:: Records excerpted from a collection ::

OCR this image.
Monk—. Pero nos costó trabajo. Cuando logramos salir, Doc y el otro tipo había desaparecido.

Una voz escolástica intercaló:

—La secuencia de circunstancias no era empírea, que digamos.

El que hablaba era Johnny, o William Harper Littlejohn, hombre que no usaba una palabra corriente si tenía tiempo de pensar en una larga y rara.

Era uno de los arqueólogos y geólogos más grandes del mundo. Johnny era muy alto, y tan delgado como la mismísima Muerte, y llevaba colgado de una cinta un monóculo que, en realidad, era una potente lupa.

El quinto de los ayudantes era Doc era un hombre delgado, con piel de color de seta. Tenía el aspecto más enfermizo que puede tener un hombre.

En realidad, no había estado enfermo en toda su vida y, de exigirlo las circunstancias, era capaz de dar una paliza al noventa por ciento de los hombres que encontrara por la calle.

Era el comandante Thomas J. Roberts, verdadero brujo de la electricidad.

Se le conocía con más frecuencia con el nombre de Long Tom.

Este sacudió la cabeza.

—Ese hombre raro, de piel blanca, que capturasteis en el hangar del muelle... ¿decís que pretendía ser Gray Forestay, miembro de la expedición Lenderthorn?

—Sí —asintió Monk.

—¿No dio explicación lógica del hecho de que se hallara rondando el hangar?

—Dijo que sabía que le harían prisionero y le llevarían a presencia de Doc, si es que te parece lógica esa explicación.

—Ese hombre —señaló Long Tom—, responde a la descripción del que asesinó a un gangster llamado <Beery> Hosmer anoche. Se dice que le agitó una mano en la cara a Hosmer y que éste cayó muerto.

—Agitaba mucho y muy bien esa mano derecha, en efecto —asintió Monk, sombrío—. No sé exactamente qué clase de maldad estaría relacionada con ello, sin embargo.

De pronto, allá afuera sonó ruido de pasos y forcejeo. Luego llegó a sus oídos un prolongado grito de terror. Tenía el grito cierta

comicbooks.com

:: EXERCISE PROMPT ::
Write out all of the records above exactly as they appear.

:: COMPLETE RESPONSE ::
OCR this image.
Monk—. Pero nos costó trabajo. Cuando logramos salir, Doc y el otro tipo había desaparecido.

Una voz escolástica intercaló:

—La secuencia de circunstancias no era empírea, que digamos.

El que hablaba era Johnny, o William Harper Littlejohn, hombre que no usaba una palabra corriente si tenía tiempo de pensar en una larga y rara.

Era uno de los arqueólogos y geólogos más grandes del mundo. Johnny era muy alto, y tan delgado como la mismísima Muerte, y llevaba colgado de una cinta un monóculo que, en realidad, era una potente lupa.

El quinto de los ayudantes era Doc era un hombre delgado, con piel de color de seta. Tenía el aspecto más enfermizo que puede tener un hombre.

En realidad, no había estado enfermo en toda su vida y, de exigirlo las circunstancias, era capaz de dar una paliza al noventa por ciento de los hombres que encontrara por la calle.

Era el comandante Thomas J. Roberts, verdadero brujo de la electricidad.

Se le conocía con más frecuencia con el nombre de Long Tom.

Este sacudió la cabeza.

—Ese hombre raro, de piel blanca, que capturasteis en el hangar del muelle... ¿decís que pretendía ser Gray Forestay, miembro de la expedición Lenderthorn?

—Sí —asintió Monk.

—¿No dio explicación lógica del hecho de que se hallara rondando el hangar?

—Dijo que sabía que le harían prisionero y le llevarían a presencia de Doc, si es que te parece lógica esa explicación.

—Ese hombre —señaló Long Tom—, responde a la descripción del que asesinó a un gangster llamado <Beery> Hosmer anoche. Se dice que le agitó una mano en la cara a Hosmer y que éste cayó muerto.

—Agitaba mucho y muy bien esa mano derecha, en efecto —asintió Monk, sombrío—. No sé exactamente qué clase de maldad estaría relacionada con ello, sin embargo.

De pronto, allá afuera sonó ruido de pasos y forcejeo. Luego llegó a sus oídos un prolongado grito de terror. Tenía el grito cierta

comicbooks.com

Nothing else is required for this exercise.